**Objective**
Write out the whole listing word for word.

**Given entries**
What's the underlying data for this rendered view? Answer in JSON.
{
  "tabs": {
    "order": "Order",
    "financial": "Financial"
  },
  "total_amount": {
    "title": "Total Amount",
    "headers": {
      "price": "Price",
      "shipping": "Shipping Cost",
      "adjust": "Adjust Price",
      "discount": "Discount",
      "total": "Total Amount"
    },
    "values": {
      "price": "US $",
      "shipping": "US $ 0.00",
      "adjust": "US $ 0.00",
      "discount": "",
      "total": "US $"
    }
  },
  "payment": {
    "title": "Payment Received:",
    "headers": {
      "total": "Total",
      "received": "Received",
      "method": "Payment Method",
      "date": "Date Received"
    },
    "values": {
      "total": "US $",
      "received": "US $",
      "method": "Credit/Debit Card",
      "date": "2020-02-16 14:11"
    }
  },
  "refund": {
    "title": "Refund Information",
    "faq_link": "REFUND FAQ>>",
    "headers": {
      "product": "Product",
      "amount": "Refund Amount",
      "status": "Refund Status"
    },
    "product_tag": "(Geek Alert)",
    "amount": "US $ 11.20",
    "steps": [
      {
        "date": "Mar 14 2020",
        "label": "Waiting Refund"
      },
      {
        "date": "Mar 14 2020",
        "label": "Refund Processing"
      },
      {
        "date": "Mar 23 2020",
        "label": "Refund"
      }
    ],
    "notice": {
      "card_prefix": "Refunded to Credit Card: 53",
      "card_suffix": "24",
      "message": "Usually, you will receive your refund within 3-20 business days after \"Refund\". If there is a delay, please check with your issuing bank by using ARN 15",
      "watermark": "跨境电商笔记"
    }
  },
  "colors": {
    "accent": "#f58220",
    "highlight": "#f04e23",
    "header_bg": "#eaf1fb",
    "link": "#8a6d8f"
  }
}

**Exercise solution**
What's the underlying data for this rendered view? Answer in JSON.
{
  "tabs": {
    "order": "Order",
    "financial": "Financial"
  },
  "total_amount": {
    "title": "Total Amount",
    "headers": {
      "price": "Price",
      "shipping": "Shipping Cost",
      "adjust": "Adjust Price",
      "discount": "Discount",
      "total": "Total Amount"
    },
    "values": {
      "price": "US $",
      "shipping": "US $ 0.00",
      "adjust": "US $ 0.00",
      "discount": "",
      "total": "US $"
    }
  },
  "payment": {
    "title": "Payment Received:",
    "headers": {
      "total": "Total",
      "received": "Received",
      "method": "Payment Method",
      "date": "Date Received"
    },
    "values": {
      "total": "US $",
      "received": "US $",
      "method": "Credit/Debit Card",
      "date": "2020-02-16 14:11"
    }
  },
  "refund": {
    "title": "Refund Information",
    "faq_link": "REFUND FAQ>>",
    "headers": {
      "product": "Product",
      "amount": "Refund Amount",
      "status": "Refund Status"
    },
    "product_tag": "(Geek Alert)",
    "amount": "US $ 11.20",
    "steps": [
      {
        "date": "Mar 14 2020",
        "label": "Waiting Refund"
      },
      {
        "date": "Mar 14 2020",
        "label": "Refund Processing"
      },
      {
        "date": "Mar 23 2020",
        "label": "Refund"
      }
    ],
    "notice": {
      "card_prefix": "Refunded to Credit Card: 53",
      "card_suffix": "24",
      "message": "Usually, you will receive your refund within 3-20 business days after \"Refund\". If there is a delay, please check with your issuing bank by using ARN 15",
      "watermark": "跨境电商笔记"
    }
  },
  "colors": {
    "accent": "#f58220",
    "highlight": "#f04e23",
    "header_bg": "#eaf1fb",
    "link": "#8a6d8f"
  }
}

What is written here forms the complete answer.